Instructions for the task: Print out each record below, unaltered and complete, without its images.

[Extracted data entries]
—————
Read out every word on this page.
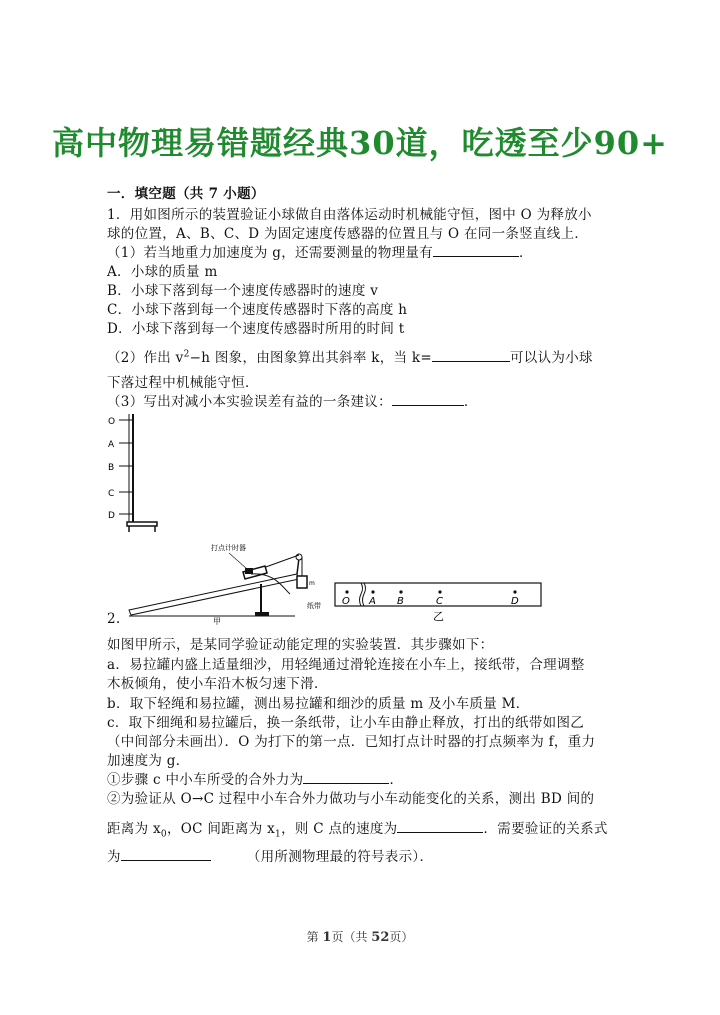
高中物理易错题经典30道，吃透至少90+
一．填空题（共 7 小题）
1．用如图所示的装置验证小球做自由落体运动时机械能守恒，图中 O 为释放小
球的位置，A、B、C、D 为固定速度传感器的位置且与 O 在同一条竖直线上．
（1）若当地重力加速度为 g，还需要测量的物理量有	．
A．小球的质量 m
B．小球下落到每一个速度传感器时的速度 v
C．小球下落到每一个速度传感器时下落的高度 h
D．小球下落到每一个速度传感器时所用的时间 t
（2）作出 $v^2-h$ 图象，由图象算出其斜率 k，当 k=	可以认为小球
下落过程中机械能守恒．
（3）写出对减小本实验误差有益的一条建议：	．
O
A
B
C
D
m
打点计时器
纸带
甲
O A B	C	D
乙
2.
如图甲所示，是某同学验证动能定理的实验装置．其步骤如下：
a．易拉罐内盛上适量细沙，用轻绳通过滑轮连接在小车上，接纸带，合理调整
木板倾角，使小车沿木板匀速下滑．
b．取下轻绳和易拉罐，测出易拉罐和细沙的质量 m 及小车质量 M．
c．取下细绳和易拉罐后，换一条纸带，让小车由静止释放，打出的纸带如图乙
（中间部分未画出）．O 为打下的第一点．已知打点计时器的打点频率为 f，重力
加速度为 g．
①步骤 c 中小车所受的合外力为	．
②为验证从 O→C 过程中小车合外力做功与小车动能变化的关系，测出 BD 间的
距离为 $x_0$，OC 间距离为 $x_1$，则 C 点的速度为	．需要验证的关系式
为	（用所测物理最的符号表示）．
第 1页（共 52页）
—————
Response:
Read out every word on this page.
高中物理易错题经典30道，吃透至少90+
一．填空题（共 7 小题）
1．用如图所示的装置验证小球做自由落体运动时机械能守恒，图中 O 为释放小
球的位置，A、B、C、D 为固定速度传感器的位置且与 O 在同一条竖直线上．
（1）若当地重力加速度为 g，还需要测量的物理量有	．
A．小球的质量 m
B．小球下落到每一个速度传感器时的速度 v
C．小球下落到每一个速度传感器时下落的高度 h
D．小球下落到每一个速度传感器时所用的时间 t
（2）作出 $v^2-h$ 图象，由图象算出其斜率 k，当 k=	可以认为小球
下落过程中机械能守恒．
（3）写出对减小本实验误差有益的一条建议：	．
O
A
B
C
D
m
打点计时器
纸带
甲
O A B	C	D
乙
2.
如图甲所示，是某同学验证动能定理的实验装置．其步骤如下：
a．易拉罐内盛上适量细沙，用轻绳通过滑轮连接在小车上，接纸带，合理调整
木板倾角，使小车沿木板匀速下滑．
b．取下轻绳和易拉罐，测出易拉罐和细沙的质量 m 及小车质量 M．
c．取下细绳和易拉罐后，换一条纸带，让小车由静止释放，打出的纸带如图乙
（中间部分未画出）．O 为打下的第一点．已知打点计时器的打点频率为 f，重力
加速度为 g．
①步骤 c 中小车所受的合外力为	．
②为验证从 O→C 过程中小车合外力做功与小车动能变化的关系，测出 BD 间的
距离为 $x_0$，OC 间距离为 $x_1$，则 C 点的速度为	．需要验证的关系式
为	（用所测物理最的符号表示）．
第 1页（共 52页）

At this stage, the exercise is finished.